Stated exercise >>
Without the pictures, return each record as it appears.
=== Listed records ===
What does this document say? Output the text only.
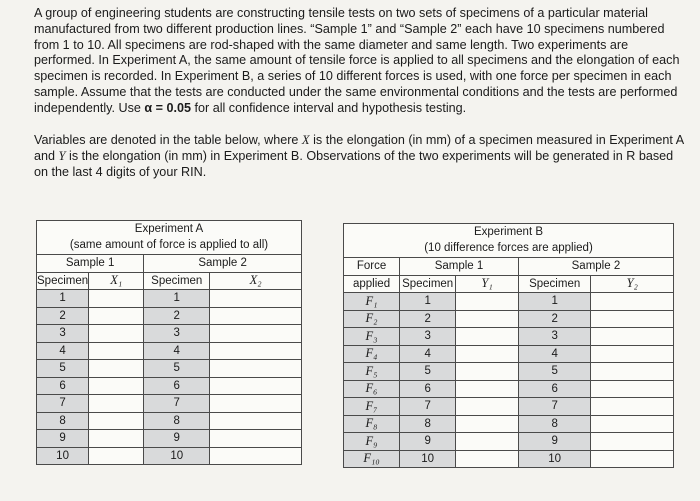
A group of engineering students are constructing tensile tests on two sets of specimens of a particular material manufactured from two different production lines. “Sample 1” and “Sample 2” each have 10 specimens numbered from 1 to 10. All specimens are rod-shaped with the same diameter and same length. Two experiments are performed. In Experiment A, the same amount of tensile force is applied to all specimens and the elongation of each specimen is recorded. In Experiment B, a series of 10 different forces is used, with one force per specimen in each sample. Assume that the tests are conducted under the same environmental conditions and the tests are performed independently. Use α = 0.05 for all confidence interval and hypothesis testing.

Variables are denoted in the table below, where X is the elongation (in mm) of a specimen measured in Experiment A and Y is the elongation (in mm) in Experiment B. Observations of the two experiments will be generated in R based on the last 4 digits of your RIN.

Experiment A			
(same amount of force is applied to all)			
Sample 1		Sample 2	
Specimen	X₁	Specimen	X₂
1		1	
2		2	
3		3	
4		4	
5		5	
6		6	
7		7	
8		8	
9		9	
10		10	
Experiment B				
(10 difference forces are applied)				
Force	Sample 1		Sample 2	
applied	Specimen	Y₁	Specimen	Y₂
F₁	1		1	
F₂	2		2	
F₃	3		3	
F₄	4		4	
F₅	5		5	
F₆	6		6	
F₇	7		7	
F₈	8		8	
F₉	9		9	
F₁₀	10		10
===
Output of the exercise >>
What does this document say? Output the text only.
A group of engineering students are constructing tensile tests on two sets of specimens of a particular material manufactured from two different production lines. “Sample 1” and “Sample 2” each have 10 specimens numbered from 1 to 10. All specimens are rod-shaped with the same diameter and same length. Two experiments are performed. In Experiment A, the same amount of tensile force is applied to all specimens and the elongation of each specimen is recorded. In Experiment B, a series of 10 different forces is used, with one force per specimen in each sample. Assume that the tests are conducted under the same environmental conditions and the tests are performed independently. Use α = 0.05 for all confidence interval and hypothesis testing.

Variables are denoted in the table below, where X is the elongation (in mm) of a specimen measured in Experiment A and Y is the elongation (in mm) in Experiment B. Observations of the two experiments will be generated in R based on the last 4 digits of your RIN.

Experiment A			
(same amount of force is applied to all)			
Sample 1		Sample 2	
Specimen	X₁	Specimen	X₂
1		1	
2		2	
3		3	
4		4	
5		5	
6		6	
7		7	
8		8	
9		9	
10		10	
Experiment B				
(10 difference forces are applied)				
Force	Sample 1		Sample 2	
applied	Specimen	Y₁	Specimen	Y₂
F₁	1		1	
F₂	2		2	
F₃	3		3	
F₄	4		4	
F₅	5		5	
F₆	6		6	
F₇	7		7	
F₈	8		8	
F₉	9		9	
F₁₀	10		10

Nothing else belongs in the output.